Entries provided
::::

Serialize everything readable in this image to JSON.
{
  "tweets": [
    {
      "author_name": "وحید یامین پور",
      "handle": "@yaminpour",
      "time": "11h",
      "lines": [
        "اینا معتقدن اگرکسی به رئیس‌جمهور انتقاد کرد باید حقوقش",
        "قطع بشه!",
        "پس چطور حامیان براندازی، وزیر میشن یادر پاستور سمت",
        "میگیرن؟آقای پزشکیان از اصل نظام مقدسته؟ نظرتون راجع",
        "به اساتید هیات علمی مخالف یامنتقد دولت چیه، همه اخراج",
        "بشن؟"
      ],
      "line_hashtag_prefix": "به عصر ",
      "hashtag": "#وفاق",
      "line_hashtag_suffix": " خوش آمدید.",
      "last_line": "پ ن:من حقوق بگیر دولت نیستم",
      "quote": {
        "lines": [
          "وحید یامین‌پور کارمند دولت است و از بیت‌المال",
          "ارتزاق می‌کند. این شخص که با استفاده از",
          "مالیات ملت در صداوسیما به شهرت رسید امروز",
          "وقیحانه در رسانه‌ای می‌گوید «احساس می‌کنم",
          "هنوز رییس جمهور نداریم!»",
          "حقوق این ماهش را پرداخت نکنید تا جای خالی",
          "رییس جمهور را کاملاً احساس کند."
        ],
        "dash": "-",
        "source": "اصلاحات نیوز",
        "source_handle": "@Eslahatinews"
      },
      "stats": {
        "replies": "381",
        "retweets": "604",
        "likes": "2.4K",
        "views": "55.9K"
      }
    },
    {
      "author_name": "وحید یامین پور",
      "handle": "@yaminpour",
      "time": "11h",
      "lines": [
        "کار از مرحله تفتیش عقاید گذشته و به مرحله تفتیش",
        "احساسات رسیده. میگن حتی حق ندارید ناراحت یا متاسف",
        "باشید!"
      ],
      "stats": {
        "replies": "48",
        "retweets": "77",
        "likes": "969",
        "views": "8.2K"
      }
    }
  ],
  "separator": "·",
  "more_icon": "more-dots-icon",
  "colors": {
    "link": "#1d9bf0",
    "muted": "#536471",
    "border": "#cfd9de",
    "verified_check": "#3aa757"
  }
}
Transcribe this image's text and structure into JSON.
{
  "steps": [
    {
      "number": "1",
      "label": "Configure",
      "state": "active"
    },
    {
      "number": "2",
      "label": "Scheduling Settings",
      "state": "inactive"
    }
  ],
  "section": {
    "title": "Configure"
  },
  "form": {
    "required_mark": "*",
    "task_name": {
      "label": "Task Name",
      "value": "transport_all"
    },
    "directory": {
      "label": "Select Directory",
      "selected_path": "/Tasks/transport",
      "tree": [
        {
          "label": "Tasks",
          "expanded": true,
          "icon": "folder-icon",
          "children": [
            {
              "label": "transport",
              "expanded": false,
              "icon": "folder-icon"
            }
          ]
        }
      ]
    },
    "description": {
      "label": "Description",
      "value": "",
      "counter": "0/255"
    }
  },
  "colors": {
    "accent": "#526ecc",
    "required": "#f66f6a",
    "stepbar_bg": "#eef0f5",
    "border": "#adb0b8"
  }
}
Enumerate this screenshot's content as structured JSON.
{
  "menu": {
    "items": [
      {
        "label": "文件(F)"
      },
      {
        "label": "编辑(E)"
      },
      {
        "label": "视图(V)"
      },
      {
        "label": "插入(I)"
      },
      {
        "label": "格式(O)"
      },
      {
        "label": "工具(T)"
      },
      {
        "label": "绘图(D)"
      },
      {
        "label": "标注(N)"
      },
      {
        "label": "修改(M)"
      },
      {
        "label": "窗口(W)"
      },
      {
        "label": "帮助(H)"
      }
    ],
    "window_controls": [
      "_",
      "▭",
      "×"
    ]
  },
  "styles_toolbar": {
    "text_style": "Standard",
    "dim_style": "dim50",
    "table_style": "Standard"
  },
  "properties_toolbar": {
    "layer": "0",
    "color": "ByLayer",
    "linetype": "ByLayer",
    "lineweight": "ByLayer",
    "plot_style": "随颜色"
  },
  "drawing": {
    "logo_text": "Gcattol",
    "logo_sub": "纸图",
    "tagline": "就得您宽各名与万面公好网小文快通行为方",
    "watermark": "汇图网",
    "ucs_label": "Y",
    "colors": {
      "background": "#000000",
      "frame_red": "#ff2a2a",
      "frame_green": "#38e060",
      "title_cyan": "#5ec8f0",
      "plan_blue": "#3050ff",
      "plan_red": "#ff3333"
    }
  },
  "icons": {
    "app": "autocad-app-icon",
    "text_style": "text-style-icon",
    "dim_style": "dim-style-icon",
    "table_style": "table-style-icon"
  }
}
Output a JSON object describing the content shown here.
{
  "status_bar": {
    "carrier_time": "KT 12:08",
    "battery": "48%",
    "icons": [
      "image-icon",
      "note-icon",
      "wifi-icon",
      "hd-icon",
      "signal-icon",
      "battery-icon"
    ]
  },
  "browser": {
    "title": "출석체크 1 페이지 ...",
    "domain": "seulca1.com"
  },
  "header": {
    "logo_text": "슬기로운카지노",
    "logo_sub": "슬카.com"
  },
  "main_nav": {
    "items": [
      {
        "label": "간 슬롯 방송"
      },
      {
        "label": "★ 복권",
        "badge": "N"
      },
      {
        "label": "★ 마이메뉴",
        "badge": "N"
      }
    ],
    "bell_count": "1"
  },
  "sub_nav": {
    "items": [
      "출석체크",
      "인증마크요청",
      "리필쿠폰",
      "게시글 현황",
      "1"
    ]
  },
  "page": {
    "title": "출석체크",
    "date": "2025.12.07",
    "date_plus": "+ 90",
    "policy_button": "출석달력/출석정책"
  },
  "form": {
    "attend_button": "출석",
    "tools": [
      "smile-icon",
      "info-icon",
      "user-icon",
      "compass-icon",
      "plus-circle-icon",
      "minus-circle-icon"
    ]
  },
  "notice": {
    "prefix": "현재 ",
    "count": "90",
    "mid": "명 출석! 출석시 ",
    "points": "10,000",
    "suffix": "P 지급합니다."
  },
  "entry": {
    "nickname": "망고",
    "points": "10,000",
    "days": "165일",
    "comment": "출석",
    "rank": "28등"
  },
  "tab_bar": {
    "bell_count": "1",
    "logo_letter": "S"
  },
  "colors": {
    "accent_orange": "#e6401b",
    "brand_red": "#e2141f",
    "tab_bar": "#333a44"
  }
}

::::

Exercise details
Would you write down every record again, exactly?

Exercise result
Serialize everything readable in this image to JSON.
{
  "tweets": [
    {
      "author_name": "وحید یامین پور",
      "handle": "@yaminpour",
      "time": "11h",
      "lines": [
        "اینا معتقدن اگرکسی به رئیس‌جمهور انتقاد کرد باید حقوقش",
        "قطع بشه!",
        "پس چطور حامیان براندازی، وزیر میشن یادر پاستور سمت",
        "میگیرن؟آقای پزشکیان از اصل نظام مقدسته؟ نظرتون راجع",
        "به اساتید هیات علمی مخالف یامنتقد دولت چیه، همه اخراج",
        "بشن؟"
      ],
      "line_hashtag_prefix": "به عصر ",
      "hashtag": "#وفاق",
      "line_hashtag_suffix": " خوش آمدید.",
      "last_line": "پ ن:من حقوق بگیر دولت نیستم",
      "quote": {
        "lines": [
          "وحید یامین‌پور کارمند دولت است و از بیت‌المال",
          "ارتزاق می‌کند. این شخص که با استفاده از",
          "مالیات ملت در صداوسیما به شهرت رسید امروز",
          "وقیحانه در رسانه‌ای می‌گوید «احساس می‌کنم",
          "هنوز رییس جمهور نداریم!»",
          "حقوق این ماهش را پرداخت نکنید تا جای خالی",
          "رییس جمهور را کاملاً احساس کند."
        ],
        "dash": "-",
        "source": "اصلاحات نیوز",
        "source_handle": "@Eslahatinews"
      },
      "stats": {
        "replies": "381",
        "retweets": "604",
        "likes": "2.4K",
        "views": "55.9K"
      }
    },
    {
      "author_name": "وحید یامین پور",
      "handle": "@yaminpour",
      "time": "11h",
      "lines": [
        "کار از مرحله تفتیش عقاید گذشته و به مرحله تفتیش",
        "احساسات رسیده. میگن حتی حق ندارید ناراحت یا متاسف",
        "باشید!"
      ],
      "stats": {
        "replies": "48",
        "retweets": "77",
        "likes": "969",
        "views": "8.2K"
      }
    }
  ],
  "separator": "·",
  "more_icon": "more-dots-icon",
  "colors": {
    "link": "#1d9bf0",
    "muted": "#536471",
    "border": "#cfd9de",
    "verified_check": "#3aa757"
  }
}
Transcribe this image's text and structure into JSON.
{
  "steps": [
    {
      "number": "1",
      "label": "Configure",
      "state": "active"
    },
    {
      "number": "2",
      "label": "Scheduling Settings",
      "state": "inactive"
    }
  ],
  "section": {
    "title": "Configure"
  },
  "form": {
    "required_mark": "*",
    "task_name": {
      "label": "Task Name",
      "value": "transport_all"
    },
    "directory": {
      "label": "Select Directory",
      "selected_path": "/Tasks/transport",
      "tree": [
        {
          "label": "Tasks",
          "expanded": true,
          "icon": "folder-icon",
          "children": [
            {
              "label": "transport",
              "expanded": false,
              "icon": "folder-icon"
            }
          ]
        }
      ]
    },
    "description": {
      "label": "Description",
      "value": "",
      "counter": "0/255"
    }
  },
  "colors": {
    "accent": "#526ecc",
    "required": "#f66f6a",
    "stepbar_bg": "#eef0f5",
    "border": "#adb0b8"
  }
}
Enumerate this screenshot's content as structured JSON.
{
  "menu": {
    "items": [
      {
        "label": "文件(F)"
      },
      {
        "label": "编辑(E)"
      },
      {
        "label": "视图(V)"
      },
      {
        "label": "插入(I)"
      },
      {
        "label": "格式(O)"
      },
      {
        "label": "工具(T)"
      },
      {
        "label": "绘图(D)"
      },
      {
        "label": "标注(N)"
      },
      {
        "label": "修改(M)"
      },
      {
        "label": "窗口(W)"
      },
      {
        "label": "帮助(H)"
      }
    ],
    "window_controls": [
      "_",
      "▭",
      "×"
    ]
  },
  "styles_toolbar": {
    "text_style": "Standard",
    "dim_style": "dim50",
    "table_style": "Standard"
  },
  "properties_toolbar": {
    "layer": "0",
    "color": "ByLayer",
    "linetype": "ByLayer",
    "lineweight": "ByLayer",
    "plot_style": "随颜色"
  },
  "drawing": {
    "logo_text": "Gcattol",
    "logo_sub": "纸图",
    "tagline": "就得您宽各名与万面公好网小文快通行为方",
    "watermark": "汇图网",
    "ucs_label": "Y",
    "colors": {
      "background": "#000000",
      "frame_red": "#ff2a2a",
      "frame_green": "#38e060",
      "title_cyan": "#5ec8f0",
      "plan_blue": "#3050ff",
      "plan_red": "#ff3333"
    }
  },
  "icons": {
    "app": "autocad-app-icon",
    "text_style": "text-style-icon",
    "dim_style": "dim-style-icon",
    "table_style": "table-style-icon"
  }
}
Output a JSON object describing the content shown here.
{
  "status_bar": {
    "carrier_time": "KT 12:08",
    "battery": "48%",
    "icons": [
      "image-icon",
      "note-icon",
      "wifi-icon",
      "hd-icon",
      "signal-icon",
      "battery-icon"
    ]
  },
  "browser": {
    "title": "출석체크 1 페이지 ...",
    "domain": "seulca1.com"
  },
  "header": {
    "logo_text": "슬기로운카지노",
    "logo_sub": "슬카.com"
  },
  "main_nav": {
    "items": [
      {
        "label": "간 슬롯 방송"
      },
      {
        "label": "★ 복권",
        "badge": "N"
      },
      {
        "label": "★ 마이메뉴",
        "badge": "N"
      }
    ],
    "bell_count": "1"
  },
  "sub_nav": {
    "items": [
      "출석체크",
      "인증마크요청",
      "리필쿠폰",
      "게시글 현황",
      "1"
    ]
  },
  "page": {
    "title": "출석체크",
    "date": "2025.12.07",
    "date_plus": "+ 90",
    "policy_button": "출석달력/출석정책"
  },
  "form": {
    "attend_button": "출석",
    "tools": [
      "smile-icon",
      "info-icon",
      "user-icon",
      "compass-icon",
      "plus-circle-icon",
      "minus-circle-icon"
    ]
  },
  "notice": {
    "prefix": "현재 ",
    "count": "90",
    "mid": "명 출석! 출석시 ",
    "points": "10,000",
    "suffix": "P 지급합니다."
  },
  "entry": {
    "nickname": "망고",
    "points": "10,000",
    "days": "165일",
    "comment": "출석",
    "rank": "28등"
  },
  "tab_bar": {
    "bell_count": "1",
    "logo_letter": "S"
  },
  "colors": {
    "accent_orange": "#e6401b",
    "brand_red": "#e2141f",
    "tab_bar": "#333a44"
  }
}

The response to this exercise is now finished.